Aim of the task:
Using the listing below, extract each line that has the word "Events" in it.

==== Dataset entries

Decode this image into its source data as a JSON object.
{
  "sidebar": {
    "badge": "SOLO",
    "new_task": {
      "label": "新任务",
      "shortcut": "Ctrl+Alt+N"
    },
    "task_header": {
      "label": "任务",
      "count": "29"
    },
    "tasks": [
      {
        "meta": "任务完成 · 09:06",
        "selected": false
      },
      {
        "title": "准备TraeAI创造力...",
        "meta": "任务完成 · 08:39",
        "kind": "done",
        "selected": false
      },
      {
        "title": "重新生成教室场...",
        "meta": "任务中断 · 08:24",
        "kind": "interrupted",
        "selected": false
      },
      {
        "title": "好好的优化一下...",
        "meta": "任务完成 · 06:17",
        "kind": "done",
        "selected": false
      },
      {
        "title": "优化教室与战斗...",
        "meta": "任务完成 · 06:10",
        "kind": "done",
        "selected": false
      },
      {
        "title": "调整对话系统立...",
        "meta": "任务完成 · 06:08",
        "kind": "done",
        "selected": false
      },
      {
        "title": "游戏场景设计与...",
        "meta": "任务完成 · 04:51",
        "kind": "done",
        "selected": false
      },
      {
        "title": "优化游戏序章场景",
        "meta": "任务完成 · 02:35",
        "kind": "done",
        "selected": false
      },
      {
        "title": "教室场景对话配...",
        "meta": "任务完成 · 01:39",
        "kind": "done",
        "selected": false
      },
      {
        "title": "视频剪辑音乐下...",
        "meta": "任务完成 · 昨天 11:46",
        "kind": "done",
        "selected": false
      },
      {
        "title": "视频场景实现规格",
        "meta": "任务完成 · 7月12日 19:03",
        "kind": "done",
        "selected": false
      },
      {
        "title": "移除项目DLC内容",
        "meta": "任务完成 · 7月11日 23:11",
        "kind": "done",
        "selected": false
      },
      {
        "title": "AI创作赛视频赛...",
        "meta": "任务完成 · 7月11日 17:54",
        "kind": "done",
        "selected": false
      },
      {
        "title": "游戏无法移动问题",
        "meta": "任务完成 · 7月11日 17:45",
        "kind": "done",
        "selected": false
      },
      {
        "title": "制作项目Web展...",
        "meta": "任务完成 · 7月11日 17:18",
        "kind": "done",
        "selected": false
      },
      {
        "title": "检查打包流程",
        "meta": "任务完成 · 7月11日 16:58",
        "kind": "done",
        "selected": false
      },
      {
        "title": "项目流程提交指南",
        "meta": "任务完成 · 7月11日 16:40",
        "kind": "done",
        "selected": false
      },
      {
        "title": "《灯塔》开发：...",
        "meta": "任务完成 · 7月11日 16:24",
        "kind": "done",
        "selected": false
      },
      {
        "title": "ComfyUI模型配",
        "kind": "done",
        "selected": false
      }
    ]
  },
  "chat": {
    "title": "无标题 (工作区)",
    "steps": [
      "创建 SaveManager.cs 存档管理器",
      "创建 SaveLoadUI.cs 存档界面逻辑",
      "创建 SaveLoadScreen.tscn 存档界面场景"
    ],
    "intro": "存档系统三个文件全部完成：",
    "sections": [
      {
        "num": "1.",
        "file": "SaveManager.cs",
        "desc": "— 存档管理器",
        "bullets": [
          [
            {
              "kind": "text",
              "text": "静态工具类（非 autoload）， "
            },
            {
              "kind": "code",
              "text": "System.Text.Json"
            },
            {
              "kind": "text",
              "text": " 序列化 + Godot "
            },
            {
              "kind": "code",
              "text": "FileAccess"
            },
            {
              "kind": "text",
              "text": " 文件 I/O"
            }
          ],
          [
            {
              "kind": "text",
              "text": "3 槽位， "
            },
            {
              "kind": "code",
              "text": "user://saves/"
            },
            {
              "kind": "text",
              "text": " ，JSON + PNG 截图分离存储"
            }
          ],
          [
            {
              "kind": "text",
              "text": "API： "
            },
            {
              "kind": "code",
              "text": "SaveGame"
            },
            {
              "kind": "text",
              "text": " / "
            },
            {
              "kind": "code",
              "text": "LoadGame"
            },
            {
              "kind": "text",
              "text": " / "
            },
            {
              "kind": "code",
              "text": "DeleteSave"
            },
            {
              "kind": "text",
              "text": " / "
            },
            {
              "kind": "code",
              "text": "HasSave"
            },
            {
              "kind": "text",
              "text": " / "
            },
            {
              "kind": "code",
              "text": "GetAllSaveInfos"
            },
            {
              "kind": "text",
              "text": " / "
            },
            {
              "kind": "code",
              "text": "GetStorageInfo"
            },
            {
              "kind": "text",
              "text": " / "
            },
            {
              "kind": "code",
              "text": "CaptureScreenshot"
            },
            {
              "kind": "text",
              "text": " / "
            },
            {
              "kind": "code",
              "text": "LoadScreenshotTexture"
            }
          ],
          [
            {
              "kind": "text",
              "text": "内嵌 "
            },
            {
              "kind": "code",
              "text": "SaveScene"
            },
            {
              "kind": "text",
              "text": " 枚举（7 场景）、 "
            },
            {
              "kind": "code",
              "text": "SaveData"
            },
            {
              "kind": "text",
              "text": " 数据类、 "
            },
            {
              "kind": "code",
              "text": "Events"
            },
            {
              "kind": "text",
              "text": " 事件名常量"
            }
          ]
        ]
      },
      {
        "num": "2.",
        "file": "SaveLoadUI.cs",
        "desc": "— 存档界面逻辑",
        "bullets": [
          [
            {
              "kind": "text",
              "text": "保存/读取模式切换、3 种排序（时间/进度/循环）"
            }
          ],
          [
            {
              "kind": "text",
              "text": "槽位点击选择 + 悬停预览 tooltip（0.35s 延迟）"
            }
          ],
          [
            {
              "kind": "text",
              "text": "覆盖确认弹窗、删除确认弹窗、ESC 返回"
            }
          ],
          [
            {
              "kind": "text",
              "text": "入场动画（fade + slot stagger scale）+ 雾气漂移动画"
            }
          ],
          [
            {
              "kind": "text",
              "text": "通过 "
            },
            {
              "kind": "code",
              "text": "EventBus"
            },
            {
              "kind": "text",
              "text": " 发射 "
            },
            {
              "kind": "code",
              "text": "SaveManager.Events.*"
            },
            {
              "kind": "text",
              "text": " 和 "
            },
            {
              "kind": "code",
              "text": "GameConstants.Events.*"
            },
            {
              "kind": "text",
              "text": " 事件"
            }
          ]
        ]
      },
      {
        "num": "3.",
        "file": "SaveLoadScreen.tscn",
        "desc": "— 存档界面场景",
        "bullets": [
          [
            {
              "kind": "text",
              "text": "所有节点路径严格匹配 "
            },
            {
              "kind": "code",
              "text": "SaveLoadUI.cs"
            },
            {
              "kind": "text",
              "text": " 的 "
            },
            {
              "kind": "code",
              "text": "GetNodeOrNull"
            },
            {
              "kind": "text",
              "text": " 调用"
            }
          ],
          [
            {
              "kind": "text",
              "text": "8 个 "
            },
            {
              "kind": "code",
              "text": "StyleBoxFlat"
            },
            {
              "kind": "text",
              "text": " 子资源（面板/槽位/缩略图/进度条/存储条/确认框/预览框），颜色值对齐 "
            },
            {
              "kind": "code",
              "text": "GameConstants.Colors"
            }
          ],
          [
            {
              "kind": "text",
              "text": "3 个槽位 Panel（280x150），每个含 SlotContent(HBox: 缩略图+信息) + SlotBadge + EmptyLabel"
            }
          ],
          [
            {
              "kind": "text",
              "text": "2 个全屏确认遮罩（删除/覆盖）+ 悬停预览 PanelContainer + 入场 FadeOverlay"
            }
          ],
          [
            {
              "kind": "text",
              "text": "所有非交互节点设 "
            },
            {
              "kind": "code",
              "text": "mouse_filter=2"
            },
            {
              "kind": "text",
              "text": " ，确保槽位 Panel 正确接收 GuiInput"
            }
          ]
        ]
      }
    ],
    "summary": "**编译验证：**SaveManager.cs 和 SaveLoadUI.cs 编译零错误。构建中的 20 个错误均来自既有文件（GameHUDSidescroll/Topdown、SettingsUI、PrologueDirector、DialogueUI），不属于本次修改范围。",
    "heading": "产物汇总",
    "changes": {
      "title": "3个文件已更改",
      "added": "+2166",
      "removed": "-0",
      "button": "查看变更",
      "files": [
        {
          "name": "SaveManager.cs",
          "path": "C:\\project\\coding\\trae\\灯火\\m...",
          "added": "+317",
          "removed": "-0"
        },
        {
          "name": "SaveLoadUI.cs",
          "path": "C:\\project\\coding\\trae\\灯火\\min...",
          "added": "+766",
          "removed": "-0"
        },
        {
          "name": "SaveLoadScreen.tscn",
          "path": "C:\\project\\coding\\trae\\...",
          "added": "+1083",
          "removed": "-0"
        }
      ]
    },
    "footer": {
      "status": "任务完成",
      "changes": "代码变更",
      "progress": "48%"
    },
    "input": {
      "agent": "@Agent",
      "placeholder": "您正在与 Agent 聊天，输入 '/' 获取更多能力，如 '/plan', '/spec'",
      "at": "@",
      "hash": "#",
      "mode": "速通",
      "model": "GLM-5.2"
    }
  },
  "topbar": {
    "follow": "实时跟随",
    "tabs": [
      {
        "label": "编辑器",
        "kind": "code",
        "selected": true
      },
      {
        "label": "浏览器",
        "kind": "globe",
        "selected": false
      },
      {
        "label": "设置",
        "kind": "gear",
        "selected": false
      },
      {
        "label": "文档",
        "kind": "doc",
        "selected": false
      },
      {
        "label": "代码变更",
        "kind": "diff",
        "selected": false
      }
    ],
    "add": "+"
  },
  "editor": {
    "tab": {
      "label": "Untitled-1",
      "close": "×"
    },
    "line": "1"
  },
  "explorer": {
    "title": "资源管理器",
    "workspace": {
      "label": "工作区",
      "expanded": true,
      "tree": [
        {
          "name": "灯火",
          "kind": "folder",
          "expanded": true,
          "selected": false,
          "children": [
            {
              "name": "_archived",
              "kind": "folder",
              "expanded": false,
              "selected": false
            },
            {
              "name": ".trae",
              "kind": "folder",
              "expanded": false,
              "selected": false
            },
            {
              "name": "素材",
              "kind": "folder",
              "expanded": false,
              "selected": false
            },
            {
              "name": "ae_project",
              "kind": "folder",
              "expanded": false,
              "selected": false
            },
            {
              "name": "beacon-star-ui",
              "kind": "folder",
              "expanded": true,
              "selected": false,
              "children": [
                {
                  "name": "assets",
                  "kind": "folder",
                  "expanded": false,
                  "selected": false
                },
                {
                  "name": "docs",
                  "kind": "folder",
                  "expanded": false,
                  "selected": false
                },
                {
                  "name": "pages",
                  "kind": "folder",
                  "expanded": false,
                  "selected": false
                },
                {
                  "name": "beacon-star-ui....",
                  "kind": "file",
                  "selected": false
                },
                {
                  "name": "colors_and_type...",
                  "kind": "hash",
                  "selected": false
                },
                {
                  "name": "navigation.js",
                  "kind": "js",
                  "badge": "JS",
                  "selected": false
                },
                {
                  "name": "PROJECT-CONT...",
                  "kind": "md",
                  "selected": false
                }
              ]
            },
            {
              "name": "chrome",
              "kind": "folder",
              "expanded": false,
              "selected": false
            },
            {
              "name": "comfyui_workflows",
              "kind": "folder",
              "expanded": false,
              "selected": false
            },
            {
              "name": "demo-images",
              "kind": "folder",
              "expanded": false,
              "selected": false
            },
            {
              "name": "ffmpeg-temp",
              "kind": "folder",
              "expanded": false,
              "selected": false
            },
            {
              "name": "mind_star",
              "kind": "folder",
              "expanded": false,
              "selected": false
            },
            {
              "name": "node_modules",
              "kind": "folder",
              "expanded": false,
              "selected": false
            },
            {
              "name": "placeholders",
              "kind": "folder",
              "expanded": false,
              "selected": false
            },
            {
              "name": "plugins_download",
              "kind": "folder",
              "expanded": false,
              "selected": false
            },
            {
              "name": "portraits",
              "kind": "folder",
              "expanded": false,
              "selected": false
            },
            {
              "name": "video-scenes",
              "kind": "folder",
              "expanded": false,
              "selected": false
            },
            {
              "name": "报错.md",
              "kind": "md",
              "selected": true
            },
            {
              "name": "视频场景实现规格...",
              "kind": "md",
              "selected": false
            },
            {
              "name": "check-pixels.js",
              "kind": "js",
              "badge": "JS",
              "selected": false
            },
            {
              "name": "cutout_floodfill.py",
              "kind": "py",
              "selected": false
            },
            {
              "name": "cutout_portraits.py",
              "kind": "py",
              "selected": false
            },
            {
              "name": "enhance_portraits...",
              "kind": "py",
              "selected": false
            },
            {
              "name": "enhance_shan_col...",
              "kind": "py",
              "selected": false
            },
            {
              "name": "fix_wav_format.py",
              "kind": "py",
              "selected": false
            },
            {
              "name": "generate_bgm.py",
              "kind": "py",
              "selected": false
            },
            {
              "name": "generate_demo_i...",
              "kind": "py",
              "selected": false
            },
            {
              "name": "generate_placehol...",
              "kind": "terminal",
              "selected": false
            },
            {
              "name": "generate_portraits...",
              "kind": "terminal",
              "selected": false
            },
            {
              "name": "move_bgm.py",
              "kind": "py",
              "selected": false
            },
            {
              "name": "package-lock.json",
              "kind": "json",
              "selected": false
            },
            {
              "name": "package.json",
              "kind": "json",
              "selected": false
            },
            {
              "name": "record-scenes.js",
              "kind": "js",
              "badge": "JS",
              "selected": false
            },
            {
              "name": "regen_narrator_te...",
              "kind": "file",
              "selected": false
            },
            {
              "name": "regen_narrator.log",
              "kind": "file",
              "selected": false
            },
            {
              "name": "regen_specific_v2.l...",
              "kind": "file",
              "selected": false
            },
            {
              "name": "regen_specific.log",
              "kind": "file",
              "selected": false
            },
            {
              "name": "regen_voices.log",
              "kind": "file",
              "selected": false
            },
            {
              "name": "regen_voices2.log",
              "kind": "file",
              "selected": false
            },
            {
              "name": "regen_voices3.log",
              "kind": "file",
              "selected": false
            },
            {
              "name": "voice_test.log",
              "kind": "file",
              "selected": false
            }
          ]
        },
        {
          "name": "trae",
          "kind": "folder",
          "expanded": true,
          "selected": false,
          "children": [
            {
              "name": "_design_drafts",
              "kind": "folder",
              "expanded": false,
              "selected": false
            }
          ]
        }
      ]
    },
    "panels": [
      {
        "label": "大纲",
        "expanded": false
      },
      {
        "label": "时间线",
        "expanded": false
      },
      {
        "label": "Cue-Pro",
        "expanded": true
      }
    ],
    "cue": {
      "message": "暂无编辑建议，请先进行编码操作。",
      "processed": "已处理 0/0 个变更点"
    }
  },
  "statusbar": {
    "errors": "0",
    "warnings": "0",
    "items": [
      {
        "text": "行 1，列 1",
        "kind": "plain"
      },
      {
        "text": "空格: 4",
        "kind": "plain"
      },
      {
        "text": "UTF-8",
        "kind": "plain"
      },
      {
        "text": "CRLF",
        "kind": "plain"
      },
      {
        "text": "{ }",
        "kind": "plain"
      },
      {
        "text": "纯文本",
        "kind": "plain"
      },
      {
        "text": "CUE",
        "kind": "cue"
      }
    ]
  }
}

========

Task response:
              "text": "Events"
              "text": "SaveManager.Events.*"
              "text": "GameConstants.Events.*"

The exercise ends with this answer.